**What is required**
Repeat each line exactly as it is written.

=== Supplied records ===

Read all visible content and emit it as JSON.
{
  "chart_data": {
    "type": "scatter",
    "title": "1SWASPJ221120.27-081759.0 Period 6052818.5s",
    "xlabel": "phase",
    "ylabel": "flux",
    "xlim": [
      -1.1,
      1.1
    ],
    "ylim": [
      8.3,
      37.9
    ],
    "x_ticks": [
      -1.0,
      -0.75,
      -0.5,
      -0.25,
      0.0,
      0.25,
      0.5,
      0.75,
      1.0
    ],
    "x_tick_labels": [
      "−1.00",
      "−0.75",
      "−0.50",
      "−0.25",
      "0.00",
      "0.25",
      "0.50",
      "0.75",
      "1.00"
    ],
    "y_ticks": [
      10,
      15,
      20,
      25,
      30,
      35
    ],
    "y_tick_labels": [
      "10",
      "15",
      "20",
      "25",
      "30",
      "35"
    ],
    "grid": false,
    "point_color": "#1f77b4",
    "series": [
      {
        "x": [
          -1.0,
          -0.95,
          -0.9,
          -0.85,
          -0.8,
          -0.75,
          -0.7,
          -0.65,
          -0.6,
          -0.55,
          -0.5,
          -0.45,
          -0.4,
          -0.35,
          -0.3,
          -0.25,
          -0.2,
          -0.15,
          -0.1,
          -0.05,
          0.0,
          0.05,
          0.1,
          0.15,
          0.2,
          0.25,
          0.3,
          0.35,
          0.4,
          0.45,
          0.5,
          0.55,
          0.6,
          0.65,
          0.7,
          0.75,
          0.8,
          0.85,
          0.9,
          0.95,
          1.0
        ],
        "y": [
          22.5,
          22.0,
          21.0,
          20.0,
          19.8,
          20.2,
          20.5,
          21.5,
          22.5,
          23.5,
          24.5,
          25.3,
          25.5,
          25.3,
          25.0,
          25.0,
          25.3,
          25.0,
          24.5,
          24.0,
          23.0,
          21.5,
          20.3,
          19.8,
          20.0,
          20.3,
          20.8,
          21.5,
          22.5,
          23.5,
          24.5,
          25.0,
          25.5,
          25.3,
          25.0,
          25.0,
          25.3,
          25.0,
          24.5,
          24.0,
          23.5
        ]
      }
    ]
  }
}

===

**Solution to the problem**
Read all visible content and emit it as JSON.
{
  "chart_data": {
    "type": "scatter",
    "title": "1SWASPJ221120.27-081759.0 Period 6052818.5s",
    "xlabel": "phase",
    "ylabel": "flux",
    "xlim": [
      -1.1,
      1.1
    ],
    "ylim": [
      8.3,
      37.9
    ],
    "x_ticks": [
      -1.0,
      -0.75,
      -0.5,
      -0.25,
      0.0,
      0.25,
      0.5,
      0.75,
      1.0
    ],
    "x_tick_labels": [
      "−1.00",
      "−0.75",
      "−0.50",
      "−0.25",
      "0.00",
      "0.25",
      "0.50",
      "0.75",
      "1.00"
    ],
    "y_ticks": [
      10,
      15,
      20,
      25,
      30,
      35
    ],
    "y_tick_labels": [
      "10",
      "15",
      "20",
      "25",
      "30",
      "35"
    ],
    "grid": false,
    "point_color": "#1f77b4",
    "series": [
      {
        "x": [
          -1.0,
          -0.95,
          -0.9,
          -0.85,
          -0.8,
          -0.75,
          -0.7,
          -0.65,
          -0.6,
          -0.55,
          -0.5,
          -0.45,
          -0.4,
          -0.35,
          -0.3,
          -0.25,
          -0.2,
          -0.15,
          -0.1,
          -0.05,
          0.0,
          0.05,
          0.1,
          0.15,
          0.2,
          0.25,
          0.3,
          0.35,
          0.4,
          0.45,
          0.5,
          0.55,
          0.6,
          0.65,
          0.7,
          0.75,
          0.8,
          0.85,
          0.9,
          0.95,
          1.0
        ],
        "y": [
          22.5,
          22.0,
          21.0,
          20.0,
          19.8,
          20.2,
          20.5,
          21.5,
          22.5,
          23.5,
          24.5,
          25.3,
          25.5,
          25.3,
          25.0,
          25.0,
          25.3,
          25.0,
          24.5,
          24.0,
          23.0,
          21.5,
          20.3,
          19.8,
          20.0,
          20.3,
          20.8,
          21.5,
          22.5,
          23.5,
          24.5,
          25.0,
          25.5,
          25.3,
          25.0,
          25.0,
          25.3,
          25.0,
          24.5,
          24.0,
          23.5
        ]
      }
    ]
  }
}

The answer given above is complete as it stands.